- SHORT PROBLEM -
Please output the records below in full, exactly as given, but without the images.

# INPUT start

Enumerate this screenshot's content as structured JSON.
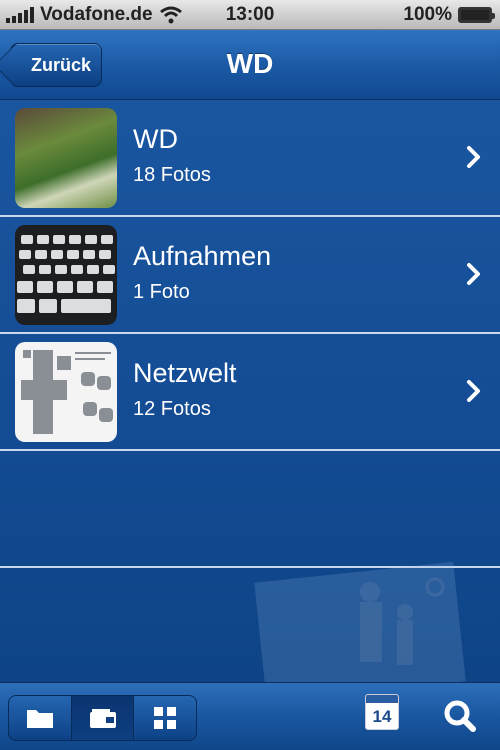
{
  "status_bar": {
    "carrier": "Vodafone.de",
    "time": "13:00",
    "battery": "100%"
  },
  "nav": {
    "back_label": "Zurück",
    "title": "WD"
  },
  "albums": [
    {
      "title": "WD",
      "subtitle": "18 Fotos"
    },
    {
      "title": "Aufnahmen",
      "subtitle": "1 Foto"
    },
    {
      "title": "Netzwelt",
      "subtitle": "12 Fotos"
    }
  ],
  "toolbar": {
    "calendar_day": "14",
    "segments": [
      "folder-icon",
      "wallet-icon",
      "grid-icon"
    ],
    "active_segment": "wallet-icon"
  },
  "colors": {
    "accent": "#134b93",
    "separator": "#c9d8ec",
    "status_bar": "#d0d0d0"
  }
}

# INPUT end

- WRITTEN REPLY -
Enumerate this screenshot's content as structured JSON.
{
  "status_bar": {
    "carrier": "Vodafone.de",
    "time": "13:00",
    "battery": "100%"
  },
  "nav": {
    "back_label": "Zurück",
    "title": "WD"
  },
  "albums": [
    {
      "title": "WD",
      "subtitle": "18 Fotos"
    },
    {
      "title": "Aufnahmen",
      "subtitle": "1 Foto"
    },
    {
      "title": "Netzwelt",
      "subtitle": "12 Fotos"
    }
  ],
  "toolbar": {
    "calendar_day": "14",
    "segments": [
      "folder-icon",
      "wallet-icon",
      "grid-icon"
    ],
    "active_segment": "wallet-icon"
  },
  "colors": {
    "accent": "#134b93",
    "separator": "#c9d8ec",
    "status_bar": "#d0d0d0"
  }
}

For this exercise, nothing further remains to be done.